ATTIVITÀ RICHIESTE
- 1) Nel testo sugli Hotel Covid a Varese, quante camere dell'Ibis sono da convertire a singole?
- 2) Nel testo sugli Hotel Covid a Varese, riscrivi tutto il passo da "Varese si è" giù fino a "da altri clienti.", scambiando "Cristal" con "Ungheria".

TESTO MOSTRATO

QUARANTENA
Ecco Hotel Covid a Varese
L’Ibis dice sì, «ma la burocrazia non corre veloce come il virus». L’Ungheria ospita personale dell’Esercito giunto per gestire il “drive in” dei tamponi, anche il Cristal disponibile
Il bando emesso nei giorni scorsi ha sortito l’effetto sperato. Alcuni alberghi sono pronti sia a diventare Hotel Covid, per positivi che non sanno come vivere l’isolamento, sia ad accogliere personale sanitario alle prese con la pandemia.
Varese si è fatta avanti. L’Ibis Hotel e il Cristal hanno aderito. «Siamo pronti da giorni ad accogliere persone che hanno contratto il Covid ma stanno bene – spiega il titolare Ruggero Ghezzo - La struttura dell’Ibis permette di compartimentare gli accessi. Abbiamo detto sì, ma la burocrazia non si muove così velocemente come il virus. Stiamo ospitando sette tra medici e infermieri, dicono che gli ospedali sono pieni. La necessità c’è, ma a noi non è stato ancora confermato nulla».
Verrà accolto chi deve trascorrere 14 giorni isolato ma non ha la possibilità di farlo a casa propria. Ibis ha ingressi autonomi e un ascensore dedicato. In tutto ci sono 73 camere da convertire a singole. Altre 43 sono in centro, al Cristal, da oggi libero da altri clienti.
«Metteremo i pasti in vassoi fuori dalla porta, daremo prodotti per la pulizia, per sanificare, vedremo se ci manderanno qualcuno o troveremo ditte specializzate – racconta Ghezzo – Lo dovremo fare ogni volta che si libererà una stanza, ma noi già sanifichiamo ogni spazio, il personale è istruito da mesi, ma qui serviranno protocolli specifici che ancora non hanno dato».
All’Hotel Ungheria sono disponibili ad accogliere personale sanitario e, da ieri, già lo fanno. Simone Segafredo rispetto all’idea di ospitare positivi parla di «opportunità con controindicazioni». «Se diventi Covid Hotel non puoi più ospitare i clienti tradizionali. Vero che al momento sono pochi, ma ci sono – dice – Anche altri colleghi di Varese stanno pensando a questo. Noi già sanifichiamo ogni volta che cambia cliente, ma è chiaro che ospitare persone in quarantena asintomatici o paucisintomatici vuol dire che il personale non potrà entrarvi in contatto. È un tipo di gestione completamente diverso. Da imprenditore potrei dire che piuttosto che avere zero fatturato, questa è una chance di riempire le camere. Ma abbiamo anche altre persone che ci chiedono ospitalità. Un mix non sarebbe pensabile».
Un’altra idea pesa sulla scelta: «C’è la paura di venire etichettati, un domani, come albergo del Covid. Anche se è più rischioso andare a fare la spesa».
L’Ungheria, come in marzo, ha rinnovato la convenzione con Regione per il personale sanitario. In marzo otto medici accolti, da ieri tre camici bianchi dell’esercito, giunti a Vedano per animare il drive in dei tamponi. Altri potranno arrivare, «magari infermieri che affrontano turni pesanti, che non si sentono sicuri per la loro famiglia».

DATI FORNITI

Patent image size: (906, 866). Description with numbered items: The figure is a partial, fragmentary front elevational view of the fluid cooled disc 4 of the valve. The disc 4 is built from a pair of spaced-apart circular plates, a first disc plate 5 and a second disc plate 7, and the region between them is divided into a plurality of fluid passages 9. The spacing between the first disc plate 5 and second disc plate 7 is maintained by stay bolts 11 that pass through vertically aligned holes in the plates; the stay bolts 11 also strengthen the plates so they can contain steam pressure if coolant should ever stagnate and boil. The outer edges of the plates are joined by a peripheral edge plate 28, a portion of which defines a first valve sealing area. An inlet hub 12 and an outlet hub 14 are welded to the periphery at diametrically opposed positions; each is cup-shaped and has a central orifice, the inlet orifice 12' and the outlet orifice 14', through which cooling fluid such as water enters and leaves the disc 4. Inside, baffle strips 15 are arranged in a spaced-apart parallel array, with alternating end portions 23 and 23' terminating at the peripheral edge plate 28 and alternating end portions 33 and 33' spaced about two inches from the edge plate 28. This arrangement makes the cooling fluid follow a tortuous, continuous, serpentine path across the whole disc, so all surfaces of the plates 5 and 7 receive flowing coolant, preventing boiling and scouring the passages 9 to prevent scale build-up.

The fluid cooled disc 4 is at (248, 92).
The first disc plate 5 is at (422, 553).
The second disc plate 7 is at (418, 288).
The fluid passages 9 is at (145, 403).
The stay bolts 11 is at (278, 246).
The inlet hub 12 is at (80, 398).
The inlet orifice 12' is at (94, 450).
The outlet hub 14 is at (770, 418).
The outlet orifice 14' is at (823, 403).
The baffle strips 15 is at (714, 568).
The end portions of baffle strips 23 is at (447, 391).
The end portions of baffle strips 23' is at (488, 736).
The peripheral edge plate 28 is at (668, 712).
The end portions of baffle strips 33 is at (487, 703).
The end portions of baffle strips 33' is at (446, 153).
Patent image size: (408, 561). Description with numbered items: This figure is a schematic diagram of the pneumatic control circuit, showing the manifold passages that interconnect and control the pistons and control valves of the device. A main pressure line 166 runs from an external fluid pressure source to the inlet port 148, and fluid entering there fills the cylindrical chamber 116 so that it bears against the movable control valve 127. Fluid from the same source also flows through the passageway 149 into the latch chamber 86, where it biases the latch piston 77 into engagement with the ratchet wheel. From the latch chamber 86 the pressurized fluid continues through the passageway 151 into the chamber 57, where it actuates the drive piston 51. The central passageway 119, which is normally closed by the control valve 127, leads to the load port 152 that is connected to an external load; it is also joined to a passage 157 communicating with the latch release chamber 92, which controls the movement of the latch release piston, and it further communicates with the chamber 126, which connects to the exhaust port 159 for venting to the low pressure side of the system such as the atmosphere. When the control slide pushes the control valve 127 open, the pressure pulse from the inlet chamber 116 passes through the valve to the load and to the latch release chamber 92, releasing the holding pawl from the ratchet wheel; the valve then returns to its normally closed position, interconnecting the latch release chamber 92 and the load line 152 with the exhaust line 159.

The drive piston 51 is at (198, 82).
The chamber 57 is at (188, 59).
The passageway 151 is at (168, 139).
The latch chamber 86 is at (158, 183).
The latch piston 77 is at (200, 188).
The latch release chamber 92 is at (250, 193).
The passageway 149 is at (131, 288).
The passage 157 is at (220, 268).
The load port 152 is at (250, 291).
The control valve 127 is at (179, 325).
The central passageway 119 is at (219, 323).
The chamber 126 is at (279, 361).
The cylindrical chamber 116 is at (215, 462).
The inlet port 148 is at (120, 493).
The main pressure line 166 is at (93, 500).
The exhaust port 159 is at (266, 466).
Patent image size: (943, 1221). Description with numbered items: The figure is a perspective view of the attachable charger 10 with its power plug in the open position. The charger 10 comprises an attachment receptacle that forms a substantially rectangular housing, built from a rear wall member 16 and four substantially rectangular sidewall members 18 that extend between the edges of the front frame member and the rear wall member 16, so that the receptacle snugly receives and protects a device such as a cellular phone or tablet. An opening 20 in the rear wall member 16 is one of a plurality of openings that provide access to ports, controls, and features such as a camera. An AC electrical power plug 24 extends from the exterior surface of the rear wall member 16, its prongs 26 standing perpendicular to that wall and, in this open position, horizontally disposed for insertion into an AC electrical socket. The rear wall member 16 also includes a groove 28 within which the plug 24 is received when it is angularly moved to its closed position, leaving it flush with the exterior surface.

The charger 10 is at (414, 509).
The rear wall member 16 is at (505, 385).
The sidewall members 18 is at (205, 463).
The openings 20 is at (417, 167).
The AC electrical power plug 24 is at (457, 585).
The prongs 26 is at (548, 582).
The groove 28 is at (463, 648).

ELENCO RISPOSTE
- 1) 73 camere.

- 2)
Varese si è fatta avanti. L’Ibis Hotel e il Ungheria hanno aderito. «Siamo pronti da giorni ad accogliere persone che hanno contratto il Covid ma stanno bene – spiega il titolare Ruggero Ghezzo - La struttura dell’Ibis permette di compartimentare gli accessi. Abbiamo detto sì, ma la burocrazia non si muove così velocemente come il virus. Stiamo ospitando sette tra medici e infermieri, dicono che gli ospedali sono pieni. La necessità c’è, ma a noi non è stato ancora confermato nulla».
Verrà accolto chi deve trascorrere 14 giorni isolato ma non ha la possibilità di farlo a casa propria. Ibis ha ingressi autonomi e un ascensore dedicato. In tutto ci sono 73 camere da convertire a singole. Altre 43 sono in centro, al Ungheria, da oggi libero da altri clienti.